◆ **WORK REQUIRED**
How many lines of these entries include the string "name"? State the number alone.

◆ **RECORDED INFORMATION**
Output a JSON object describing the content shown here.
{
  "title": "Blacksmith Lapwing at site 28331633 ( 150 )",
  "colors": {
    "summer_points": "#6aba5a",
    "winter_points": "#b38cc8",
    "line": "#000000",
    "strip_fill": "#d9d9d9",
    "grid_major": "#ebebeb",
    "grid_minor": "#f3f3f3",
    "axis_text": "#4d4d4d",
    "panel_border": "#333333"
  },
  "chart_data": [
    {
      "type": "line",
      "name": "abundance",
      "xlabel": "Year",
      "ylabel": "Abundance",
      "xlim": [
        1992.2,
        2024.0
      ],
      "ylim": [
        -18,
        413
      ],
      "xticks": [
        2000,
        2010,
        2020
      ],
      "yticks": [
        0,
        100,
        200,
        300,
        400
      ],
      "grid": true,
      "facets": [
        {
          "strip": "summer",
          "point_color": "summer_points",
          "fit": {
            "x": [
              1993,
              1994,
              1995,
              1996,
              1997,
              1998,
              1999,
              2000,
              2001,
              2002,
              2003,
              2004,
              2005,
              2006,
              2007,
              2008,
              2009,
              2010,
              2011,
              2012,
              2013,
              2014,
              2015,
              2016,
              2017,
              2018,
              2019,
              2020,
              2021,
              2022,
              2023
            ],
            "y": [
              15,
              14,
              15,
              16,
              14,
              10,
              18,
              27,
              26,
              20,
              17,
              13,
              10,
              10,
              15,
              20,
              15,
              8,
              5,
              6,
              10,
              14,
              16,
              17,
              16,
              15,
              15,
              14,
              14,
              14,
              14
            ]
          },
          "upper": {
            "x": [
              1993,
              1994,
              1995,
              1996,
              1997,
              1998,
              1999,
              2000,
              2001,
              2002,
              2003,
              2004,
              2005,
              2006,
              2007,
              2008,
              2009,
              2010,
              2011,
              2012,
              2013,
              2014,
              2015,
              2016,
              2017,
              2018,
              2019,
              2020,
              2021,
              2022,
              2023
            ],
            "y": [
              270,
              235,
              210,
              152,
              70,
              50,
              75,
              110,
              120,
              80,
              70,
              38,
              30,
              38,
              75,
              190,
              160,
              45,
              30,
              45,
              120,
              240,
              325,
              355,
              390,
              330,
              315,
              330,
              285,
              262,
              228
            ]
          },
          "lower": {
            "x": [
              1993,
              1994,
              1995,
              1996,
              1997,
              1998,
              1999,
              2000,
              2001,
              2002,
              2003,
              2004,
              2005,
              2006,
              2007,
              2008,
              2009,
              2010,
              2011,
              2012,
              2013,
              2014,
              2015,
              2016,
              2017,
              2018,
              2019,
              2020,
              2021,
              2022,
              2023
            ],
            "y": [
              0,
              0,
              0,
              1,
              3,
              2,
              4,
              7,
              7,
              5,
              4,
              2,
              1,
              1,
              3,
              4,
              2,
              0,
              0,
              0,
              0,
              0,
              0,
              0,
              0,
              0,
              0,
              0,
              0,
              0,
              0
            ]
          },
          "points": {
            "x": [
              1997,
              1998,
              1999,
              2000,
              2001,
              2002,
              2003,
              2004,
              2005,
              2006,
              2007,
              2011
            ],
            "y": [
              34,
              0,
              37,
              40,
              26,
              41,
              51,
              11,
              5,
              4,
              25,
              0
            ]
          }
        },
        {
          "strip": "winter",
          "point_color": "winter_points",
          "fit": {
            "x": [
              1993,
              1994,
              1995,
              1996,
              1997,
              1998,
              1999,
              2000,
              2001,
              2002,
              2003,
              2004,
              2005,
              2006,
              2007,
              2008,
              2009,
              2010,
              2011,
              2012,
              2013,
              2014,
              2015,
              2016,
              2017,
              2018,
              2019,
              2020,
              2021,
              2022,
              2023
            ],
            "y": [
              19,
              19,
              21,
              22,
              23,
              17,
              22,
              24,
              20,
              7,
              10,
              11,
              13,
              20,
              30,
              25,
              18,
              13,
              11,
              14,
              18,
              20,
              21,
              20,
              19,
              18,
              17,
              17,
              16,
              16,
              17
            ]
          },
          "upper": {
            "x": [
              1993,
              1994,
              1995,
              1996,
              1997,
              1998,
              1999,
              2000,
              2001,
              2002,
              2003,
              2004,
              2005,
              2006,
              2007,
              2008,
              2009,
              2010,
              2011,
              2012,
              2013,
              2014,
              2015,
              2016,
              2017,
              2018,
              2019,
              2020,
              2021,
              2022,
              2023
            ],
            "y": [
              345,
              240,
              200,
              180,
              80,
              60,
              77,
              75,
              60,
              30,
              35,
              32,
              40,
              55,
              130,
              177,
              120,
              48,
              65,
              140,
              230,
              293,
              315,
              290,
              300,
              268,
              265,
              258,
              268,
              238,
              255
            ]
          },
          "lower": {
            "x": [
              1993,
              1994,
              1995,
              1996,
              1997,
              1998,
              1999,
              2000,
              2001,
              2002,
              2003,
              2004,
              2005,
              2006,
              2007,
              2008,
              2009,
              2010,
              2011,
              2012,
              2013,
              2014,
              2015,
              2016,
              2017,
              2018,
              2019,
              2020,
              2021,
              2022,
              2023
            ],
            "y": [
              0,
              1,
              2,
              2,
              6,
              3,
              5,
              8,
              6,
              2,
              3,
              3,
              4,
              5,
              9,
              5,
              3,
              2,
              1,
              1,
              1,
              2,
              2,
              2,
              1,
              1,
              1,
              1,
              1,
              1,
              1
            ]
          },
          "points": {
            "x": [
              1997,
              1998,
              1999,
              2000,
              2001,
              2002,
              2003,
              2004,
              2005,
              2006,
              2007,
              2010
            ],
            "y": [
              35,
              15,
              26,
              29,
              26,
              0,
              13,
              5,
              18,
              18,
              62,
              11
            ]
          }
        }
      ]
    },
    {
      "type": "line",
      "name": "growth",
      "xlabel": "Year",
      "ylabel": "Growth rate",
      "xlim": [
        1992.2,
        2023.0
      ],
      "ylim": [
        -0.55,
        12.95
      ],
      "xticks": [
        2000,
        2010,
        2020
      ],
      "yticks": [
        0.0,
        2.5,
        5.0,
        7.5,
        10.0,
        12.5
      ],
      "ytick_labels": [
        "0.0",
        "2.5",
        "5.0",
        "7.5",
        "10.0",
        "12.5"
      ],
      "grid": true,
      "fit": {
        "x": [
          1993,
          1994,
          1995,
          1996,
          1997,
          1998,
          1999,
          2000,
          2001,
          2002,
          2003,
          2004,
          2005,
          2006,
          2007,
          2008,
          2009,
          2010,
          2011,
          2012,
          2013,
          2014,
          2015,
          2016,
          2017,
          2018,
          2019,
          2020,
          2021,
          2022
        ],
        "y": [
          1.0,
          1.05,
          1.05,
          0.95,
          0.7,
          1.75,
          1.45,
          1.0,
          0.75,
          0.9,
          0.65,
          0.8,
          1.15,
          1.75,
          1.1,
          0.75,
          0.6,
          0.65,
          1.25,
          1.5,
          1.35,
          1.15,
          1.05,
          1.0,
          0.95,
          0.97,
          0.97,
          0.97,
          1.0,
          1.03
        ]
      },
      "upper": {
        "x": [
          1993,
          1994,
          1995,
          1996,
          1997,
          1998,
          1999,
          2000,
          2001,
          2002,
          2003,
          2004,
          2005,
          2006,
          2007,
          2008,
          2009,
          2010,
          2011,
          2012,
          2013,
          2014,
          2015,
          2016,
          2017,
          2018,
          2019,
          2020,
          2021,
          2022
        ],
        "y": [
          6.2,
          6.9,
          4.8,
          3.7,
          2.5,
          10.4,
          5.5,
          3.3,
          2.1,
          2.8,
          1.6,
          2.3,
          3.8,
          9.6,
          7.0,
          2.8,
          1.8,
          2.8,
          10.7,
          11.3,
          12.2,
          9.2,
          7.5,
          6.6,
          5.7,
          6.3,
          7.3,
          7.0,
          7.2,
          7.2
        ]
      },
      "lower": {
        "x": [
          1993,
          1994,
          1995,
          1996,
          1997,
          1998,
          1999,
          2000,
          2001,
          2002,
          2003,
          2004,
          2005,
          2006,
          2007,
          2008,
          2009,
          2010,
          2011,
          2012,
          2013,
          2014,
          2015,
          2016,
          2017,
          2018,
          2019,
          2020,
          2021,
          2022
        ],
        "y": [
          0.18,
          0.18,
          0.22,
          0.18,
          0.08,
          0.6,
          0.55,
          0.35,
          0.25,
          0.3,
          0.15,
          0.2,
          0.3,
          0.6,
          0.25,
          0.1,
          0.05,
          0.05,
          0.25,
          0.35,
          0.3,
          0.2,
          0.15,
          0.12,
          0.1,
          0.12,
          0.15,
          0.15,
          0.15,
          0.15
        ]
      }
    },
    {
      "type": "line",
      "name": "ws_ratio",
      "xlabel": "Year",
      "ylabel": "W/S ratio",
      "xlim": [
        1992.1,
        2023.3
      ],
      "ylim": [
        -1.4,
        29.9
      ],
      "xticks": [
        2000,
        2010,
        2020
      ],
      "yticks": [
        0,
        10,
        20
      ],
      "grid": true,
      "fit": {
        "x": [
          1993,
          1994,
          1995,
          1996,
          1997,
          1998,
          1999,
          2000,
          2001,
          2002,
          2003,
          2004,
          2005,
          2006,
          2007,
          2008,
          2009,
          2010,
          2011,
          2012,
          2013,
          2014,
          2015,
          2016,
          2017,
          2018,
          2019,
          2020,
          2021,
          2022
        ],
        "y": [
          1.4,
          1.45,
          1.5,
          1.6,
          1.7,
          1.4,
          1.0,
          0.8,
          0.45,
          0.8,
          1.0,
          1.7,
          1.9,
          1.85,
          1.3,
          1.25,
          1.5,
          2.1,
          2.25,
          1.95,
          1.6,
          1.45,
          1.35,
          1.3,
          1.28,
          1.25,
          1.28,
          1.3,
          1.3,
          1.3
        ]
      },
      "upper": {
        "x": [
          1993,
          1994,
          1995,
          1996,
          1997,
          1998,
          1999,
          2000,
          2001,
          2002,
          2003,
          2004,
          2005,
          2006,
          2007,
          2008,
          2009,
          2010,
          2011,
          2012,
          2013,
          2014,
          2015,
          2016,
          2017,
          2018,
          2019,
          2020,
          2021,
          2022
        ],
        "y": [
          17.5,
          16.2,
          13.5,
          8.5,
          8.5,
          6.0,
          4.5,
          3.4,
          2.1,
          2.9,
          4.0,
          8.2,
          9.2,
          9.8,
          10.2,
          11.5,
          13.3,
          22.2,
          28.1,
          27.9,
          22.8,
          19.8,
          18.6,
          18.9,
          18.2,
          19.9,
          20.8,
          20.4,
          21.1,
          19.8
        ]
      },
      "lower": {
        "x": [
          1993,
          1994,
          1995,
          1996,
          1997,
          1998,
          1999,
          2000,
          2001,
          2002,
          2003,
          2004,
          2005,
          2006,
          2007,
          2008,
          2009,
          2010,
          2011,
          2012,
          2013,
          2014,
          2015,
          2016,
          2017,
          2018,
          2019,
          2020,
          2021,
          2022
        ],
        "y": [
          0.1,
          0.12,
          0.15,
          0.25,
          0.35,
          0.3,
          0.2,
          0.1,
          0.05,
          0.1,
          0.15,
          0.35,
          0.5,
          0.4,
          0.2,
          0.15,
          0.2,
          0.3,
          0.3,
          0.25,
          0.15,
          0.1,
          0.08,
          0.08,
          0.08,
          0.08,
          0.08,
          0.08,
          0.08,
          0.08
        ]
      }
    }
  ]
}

◆ **TASK RESULT**
3